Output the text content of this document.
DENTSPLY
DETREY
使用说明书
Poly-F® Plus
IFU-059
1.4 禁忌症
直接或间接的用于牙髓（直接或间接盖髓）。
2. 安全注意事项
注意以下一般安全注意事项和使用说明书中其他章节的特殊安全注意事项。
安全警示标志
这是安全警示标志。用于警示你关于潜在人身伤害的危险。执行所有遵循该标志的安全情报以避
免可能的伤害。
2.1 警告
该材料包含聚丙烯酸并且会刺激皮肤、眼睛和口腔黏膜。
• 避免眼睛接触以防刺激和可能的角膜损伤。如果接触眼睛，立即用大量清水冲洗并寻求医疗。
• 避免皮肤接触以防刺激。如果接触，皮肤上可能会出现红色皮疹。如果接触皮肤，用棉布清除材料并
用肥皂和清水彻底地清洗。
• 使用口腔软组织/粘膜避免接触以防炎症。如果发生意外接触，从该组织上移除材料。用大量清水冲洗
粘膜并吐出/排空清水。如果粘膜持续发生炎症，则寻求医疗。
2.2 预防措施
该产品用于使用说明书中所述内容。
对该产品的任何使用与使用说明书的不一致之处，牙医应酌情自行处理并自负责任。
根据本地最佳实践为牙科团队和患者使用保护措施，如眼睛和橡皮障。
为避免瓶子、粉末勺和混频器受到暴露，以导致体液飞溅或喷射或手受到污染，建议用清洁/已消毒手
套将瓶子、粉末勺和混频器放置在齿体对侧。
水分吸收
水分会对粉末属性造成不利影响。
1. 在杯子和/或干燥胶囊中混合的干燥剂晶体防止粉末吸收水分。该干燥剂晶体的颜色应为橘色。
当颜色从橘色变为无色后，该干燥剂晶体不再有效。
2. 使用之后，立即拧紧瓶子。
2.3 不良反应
════════════════════
= What the task asks =
Reproduce the complete set of lines precisely as supplied.

= Output for this task =
Output the text content of this document.
DENTSPLY
DETREY
使用说明书
Poly-F® Plus
IFU-059
1.4 禁忌症
直接或间接的用于牙髓（直接或间接盖髓）。
2. 安全注意事项
注意以下一般安全注意事项和使用说明书中其他章节的特殊安全注意事项。
安全警示标志
这是安全警示标志。用于警示你关于潜在人身伤害的危险。执行所有遵循该标志的安全情报以避
免可能的伤害。
2.1 警告
该材料包含聚丙烯酸并且会刺激皮肤、眼睛和口腔黏膜。
• 避免眼睛接触以防刺激和可能的角膜损伤。如果接触眼睛，立即用大量清水冲洗并寻求医疗。
• 避免皮肤接触以防刺激。如果接触，皮肤上可能会出现红色皮疹。如果接触皮肤，用棉布清除材料并
用肥皂和清水彻底地清洗。
• 使用口腔软组织/粘膜避免接触以防炎症。如果发生意外接触，从该组织上移除材料。用大量清水冲洗
粘膜并吐出/排空清水。如果粘膜持续发生炎症，则寻求医疗。
2.2 预防措施
该产品用于使用说明书中所述内容。
对该产品的任何使用与使用说明书的不一致之处，牙医应酌情自行处理并自负责任。
根据本地最佳实践为牙科团队和患者使用保护措施，如眼睛和橡皮障。
为避免瓶子、粉末勺和混频器受到暴露，以导致体液飞溅或喷射或手受到污染，建议用清洁/已消毒手
套将瓶子、粉末勺和混频器放置在齿体对侧。
水分吸收
水分会对粉末属性造成不利影响。
1. 在杯子和/或干燥胶囊中混合的干燥剂晶体防止粉末吸收水分。该干燥剂晶体的颜色应为橘色。
当颜色从橘色变为无色后，该干燥剂晶体不再有效。
2. 使用之后，立即拧紧瓶子。
2.3 不良反应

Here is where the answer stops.